▶ [AIM]
Every line of the material below must be repeated exactly.

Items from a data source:
__________________________________________________
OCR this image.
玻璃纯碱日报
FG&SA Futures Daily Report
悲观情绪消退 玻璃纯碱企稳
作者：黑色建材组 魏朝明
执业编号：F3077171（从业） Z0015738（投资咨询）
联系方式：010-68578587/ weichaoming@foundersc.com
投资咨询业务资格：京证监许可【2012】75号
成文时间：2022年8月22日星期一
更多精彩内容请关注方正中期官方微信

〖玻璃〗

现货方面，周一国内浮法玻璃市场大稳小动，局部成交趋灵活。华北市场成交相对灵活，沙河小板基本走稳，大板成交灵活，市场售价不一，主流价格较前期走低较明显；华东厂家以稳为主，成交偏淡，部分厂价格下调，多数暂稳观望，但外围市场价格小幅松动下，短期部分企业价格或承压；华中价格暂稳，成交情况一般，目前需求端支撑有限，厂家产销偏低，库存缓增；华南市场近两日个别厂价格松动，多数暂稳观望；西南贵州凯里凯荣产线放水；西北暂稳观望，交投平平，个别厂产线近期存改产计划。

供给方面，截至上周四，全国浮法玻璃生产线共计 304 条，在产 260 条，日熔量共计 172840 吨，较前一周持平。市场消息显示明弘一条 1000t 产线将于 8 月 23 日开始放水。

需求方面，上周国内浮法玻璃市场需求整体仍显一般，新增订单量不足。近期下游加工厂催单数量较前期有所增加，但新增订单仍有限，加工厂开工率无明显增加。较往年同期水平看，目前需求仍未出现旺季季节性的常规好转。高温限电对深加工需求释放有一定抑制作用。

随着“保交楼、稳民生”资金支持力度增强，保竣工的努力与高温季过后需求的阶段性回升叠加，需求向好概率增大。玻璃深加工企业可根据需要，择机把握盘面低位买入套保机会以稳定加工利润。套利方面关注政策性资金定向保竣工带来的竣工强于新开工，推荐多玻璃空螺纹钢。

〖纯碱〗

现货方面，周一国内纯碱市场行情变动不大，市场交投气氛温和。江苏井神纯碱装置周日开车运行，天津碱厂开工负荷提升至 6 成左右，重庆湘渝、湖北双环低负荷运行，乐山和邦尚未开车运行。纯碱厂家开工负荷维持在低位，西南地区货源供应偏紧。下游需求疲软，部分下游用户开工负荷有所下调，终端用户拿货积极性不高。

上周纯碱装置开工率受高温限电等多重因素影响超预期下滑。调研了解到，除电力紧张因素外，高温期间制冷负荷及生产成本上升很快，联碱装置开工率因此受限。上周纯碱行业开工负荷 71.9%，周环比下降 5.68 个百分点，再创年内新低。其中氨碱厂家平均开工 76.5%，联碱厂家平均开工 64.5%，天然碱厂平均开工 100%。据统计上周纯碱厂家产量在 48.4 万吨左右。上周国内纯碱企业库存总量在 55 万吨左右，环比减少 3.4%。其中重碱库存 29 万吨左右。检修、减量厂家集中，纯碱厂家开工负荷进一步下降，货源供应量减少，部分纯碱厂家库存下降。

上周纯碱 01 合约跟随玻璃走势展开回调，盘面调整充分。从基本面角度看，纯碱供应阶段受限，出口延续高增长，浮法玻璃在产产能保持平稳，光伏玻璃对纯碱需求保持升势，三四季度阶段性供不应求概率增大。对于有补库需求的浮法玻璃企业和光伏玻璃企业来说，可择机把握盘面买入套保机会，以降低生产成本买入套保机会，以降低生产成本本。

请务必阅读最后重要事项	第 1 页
__________________________________________________
▶ [SOLUTION TO THE PROBLEM]
OCR this image.
玻璃纯碱日报
FG&SA Futures Daily Report
悲观情绪消退 玻璃纯碱企稳
作者：黑色建材组 魏朝明
执业编号：F3077171（从业） Z0015738（投资咨询）
联系方式：010-68578587/ weichaoming@foundersc.com
投资咨询业务资格：京证监许可【2012】75号
成文时间：2022年8月22日星期一
更多精彩内容请关注方正中期官方微信

〖玻璃〗

现货方面，周一国内浮法玻璃市场大稳小动，局部成交趋灵活。华北市场成交相对灵活，沙河小板基本走稳，大板成交灵活，市场售价不一，主流价格较前期走低较明显；华东厂家以稳为主，成交偏淡，部分厂价格下调，多数暂稳观望，但外围市场价格小幅松动下，短期部分企业价格或承压；华中价格暂稳，成交情况一般，目前需求端支撑有限，厂家产销偏低，库存缓增；华南市场近两日个别厂价格松动，多数暂稳观望；西南贵州凯里凯荣产线放水；西北暂稳观望，交投平平，个别厂产线近期存改产计划。

供给方面，截至上周四，全国浮法玻璃生产线共计 304 条，在产 260 条，日熔量共计 172840 吨，较前一周持平。市场消息显示明弘一条 1000t 产线将于 8 月 23 日开始放水。

需求方面，上周国内浮法玻璃市场需求整体仍显一般，新增订单量不足。近期下游加工厂催单数量较前期有所增加，但新增订单仍有限，加工厂开工率无明显增加。较往年同期水平看，目前需求仍未出现旺季季节性的常规好转。高温限电对深加工需求释放有一定抑制作用。

随着“保交楼、稳民生”资金支持力度增强，保竣工的努力与高温季过后需求的阶段性回升叠加，需求向好概率增大。玻璃深加工企业可根据需要，择机把握盘面低位买入套保机会以稳定加工利润。套利方面关注政策性资金定向保竣工带来的竣工强于新开工，推荐多玻璃空螺纹钢。

〖纯碱〗

现货方面，周一国内纯碱市场行情变动不大，市场交投气氛温和。江苏井神纯碱装置周日开车运行，天津碱厂开工负荷提升至 6 成左右，重庆湘渝、湖北双环低负荷运行，乐山和邦尚未开车运行。纯碱厂家开工负荷维持在低位，西南地区货源供应偏紧。下游需求疲软，部分下游用户开工负荷有所下调，终端用户拿货积极性不高。

上周纯碱装置开工率受高温限电等多重因素影响超预期下滑。调研了解到，除电力紧张因素外，高温期间制冷负荷及生产成本上升很快，联碱装置开工率因此受限。上周纯碱行业开工负荷 71.9%，周环比下降 5.68 个百分点，再创年内新低。其中氨碱厂家平均开工 76.5%，联碱厂家平均开工 64.5%，天然碱厂平均开工 100%。据统计上周纯碱厂家产量在 48.4 万吨左右。上周国内纯碱企业库存总量在 55 万吨左右，环比减少 3.4%。其中重碱库存 29 万吨左右。检修、减量厂家集中，纯碱厂家开工负荷进一步下降，货源供应量减少，部分纯碱厂家库存下降。

上周纯碱 01 合约跟随玻璃走势展开回调，盘面调整充分。从基本面角度看，纯碱供应阶段受限，出口延续高增长，浮法玻璃在产产能保持平稳，光伏玻璃对纯碱需求保持升势，三四季度阶段性供不应求概率增大。对于有补库需求的浮法玻璃企业和光伏玻璃企业来说，可择机把握盘面买入套保机会，以降低生产成本买入套保机会，以降低生产成本本。

请务必阅读最后重要事项	第 1 页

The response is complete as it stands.